What you have to do: In the listing below, count each line containing "poderá" and answer with the count only.

Exercise materials:
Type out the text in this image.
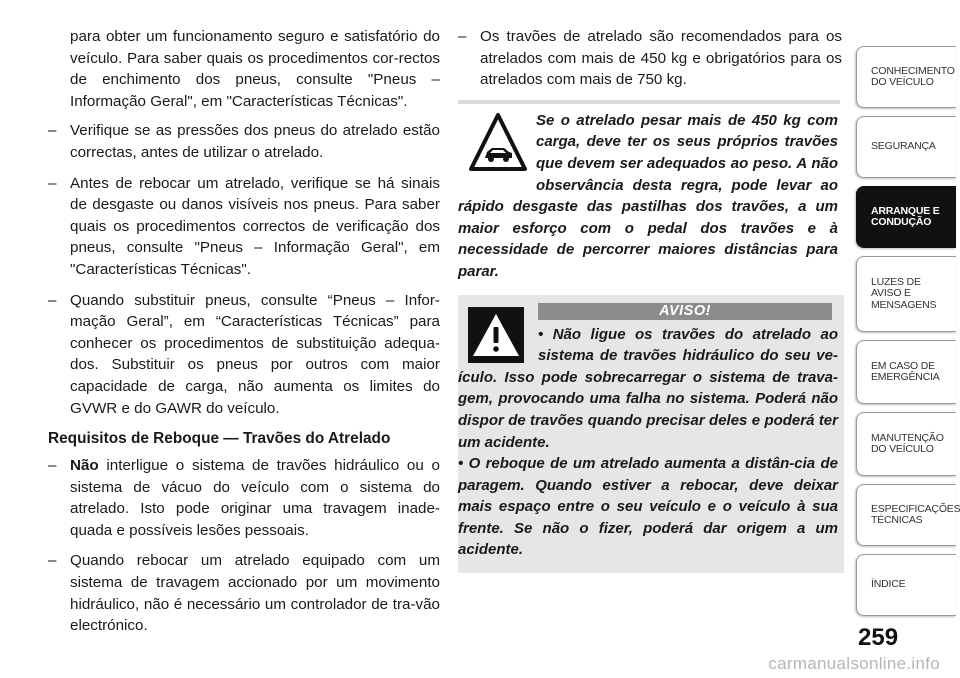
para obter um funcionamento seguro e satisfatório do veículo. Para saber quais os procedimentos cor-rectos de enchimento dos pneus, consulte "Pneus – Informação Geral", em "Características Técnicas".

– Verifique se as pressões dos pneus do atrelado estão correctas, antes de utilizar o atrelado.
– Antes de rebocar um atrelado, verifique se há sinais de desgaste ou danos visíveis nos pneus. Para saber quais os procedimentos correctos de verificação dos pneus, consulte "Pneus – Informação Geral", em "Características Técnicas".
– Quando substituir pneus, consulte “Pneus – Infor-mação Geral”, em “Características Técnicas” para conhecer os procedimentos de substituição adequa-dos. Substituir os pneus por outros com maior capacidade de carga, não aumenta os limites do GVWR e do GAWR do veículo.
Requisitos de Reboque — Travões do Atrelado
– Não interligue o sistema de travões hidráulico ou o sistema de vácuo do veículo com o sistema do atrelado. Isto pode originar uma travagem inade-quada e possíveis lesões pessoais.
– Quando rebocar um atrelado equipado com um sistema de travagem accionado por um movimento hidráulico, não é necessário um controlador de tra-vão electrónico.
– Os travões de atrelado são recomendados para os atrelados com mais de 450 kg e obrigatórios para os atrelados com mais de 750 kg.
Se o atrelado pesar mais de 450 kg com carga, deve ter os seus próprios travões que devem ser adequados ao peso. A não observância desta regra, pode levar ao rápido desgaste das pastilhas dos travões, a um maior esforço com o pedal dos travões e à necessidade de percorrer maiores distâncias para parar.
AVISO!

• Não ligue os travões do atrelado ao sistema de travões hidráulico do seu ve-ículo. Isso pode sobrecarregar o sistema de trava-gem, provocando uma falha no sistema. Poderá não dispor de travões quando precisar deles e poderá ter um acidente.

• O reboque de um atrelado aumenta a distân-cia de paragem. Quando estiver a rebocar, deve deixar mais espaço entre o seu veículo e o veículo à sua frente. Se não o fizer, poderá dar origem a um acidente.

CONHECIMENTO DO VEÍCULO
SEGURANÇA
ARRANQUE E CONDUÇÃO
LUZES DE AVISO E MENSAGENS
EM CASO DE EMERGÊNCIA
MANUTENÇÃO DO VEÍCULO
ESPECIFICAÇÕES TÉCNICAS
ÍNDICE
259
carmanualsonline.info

--

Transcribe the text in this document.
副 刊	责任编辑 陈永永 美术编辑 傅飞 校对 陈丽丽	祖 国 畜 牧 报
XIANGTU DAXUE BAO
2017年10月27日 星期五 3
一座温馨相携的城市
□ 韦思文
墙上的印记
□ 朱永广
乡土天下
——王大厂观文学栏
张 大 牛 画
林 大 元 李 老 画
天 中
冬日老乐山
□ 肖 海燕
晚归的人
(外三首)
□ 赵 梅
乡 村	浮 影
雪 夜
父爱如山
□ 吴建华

==

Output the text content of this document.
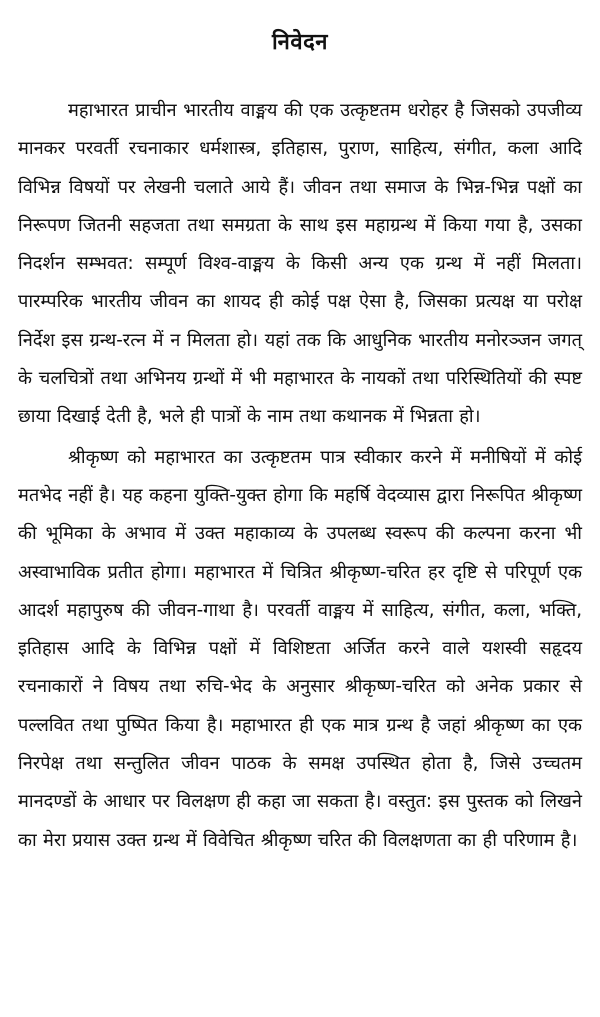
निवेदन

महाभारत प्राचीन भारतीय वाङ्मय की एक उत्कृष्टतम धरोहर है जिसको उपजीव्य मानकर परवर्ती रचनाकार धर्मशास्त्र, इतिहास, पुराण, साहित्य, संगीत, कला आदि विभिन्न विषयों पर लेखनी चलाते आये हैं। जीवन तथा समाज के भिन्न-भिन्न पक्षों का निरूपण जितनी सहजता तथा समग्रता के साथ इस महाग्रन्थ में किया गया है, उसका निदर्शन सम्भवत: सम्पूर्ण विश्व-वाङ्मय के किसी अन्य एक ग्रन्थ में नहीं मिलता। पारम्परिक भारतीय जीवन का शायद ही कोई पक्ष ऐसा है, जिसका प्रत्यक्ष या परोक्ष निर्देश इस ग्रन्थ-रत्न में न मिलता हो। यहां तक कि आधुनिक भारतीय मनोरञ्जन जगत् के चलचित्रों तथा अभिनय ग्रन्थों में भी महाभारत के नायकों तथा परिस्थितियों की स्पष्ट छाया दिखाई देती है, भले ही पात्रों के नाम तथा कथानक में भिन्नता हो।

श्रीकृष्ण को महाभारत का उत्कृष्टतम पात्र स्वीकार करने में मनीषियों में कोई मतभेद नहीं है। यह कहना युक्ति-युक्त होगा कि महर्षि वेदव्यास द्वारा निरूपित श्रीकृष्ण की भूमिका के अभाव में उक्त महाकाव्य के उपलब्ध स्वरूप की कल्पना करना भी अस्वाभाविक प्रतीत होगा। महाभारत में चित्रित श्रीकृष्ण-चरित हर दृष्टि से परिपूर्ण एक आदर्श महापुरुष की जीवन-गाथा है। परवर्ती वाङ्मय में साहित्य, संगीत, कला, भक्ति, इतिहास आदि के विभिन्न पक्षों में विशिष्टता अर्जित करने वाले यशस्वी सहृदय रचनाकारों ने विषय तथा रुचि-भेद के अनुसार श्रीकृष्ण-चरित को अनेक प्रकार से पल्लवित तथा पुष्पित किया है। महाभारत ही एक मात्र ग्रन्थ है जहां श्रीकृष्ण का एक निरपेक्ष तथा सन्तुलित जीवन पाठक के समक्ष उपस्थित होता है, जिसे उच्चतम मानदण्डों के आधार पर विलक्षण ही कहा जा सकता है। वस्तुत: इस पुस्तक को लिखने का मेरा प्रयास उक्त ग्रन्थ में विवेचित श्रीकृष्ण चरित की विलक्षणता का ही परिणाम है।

Result of the exercise: 2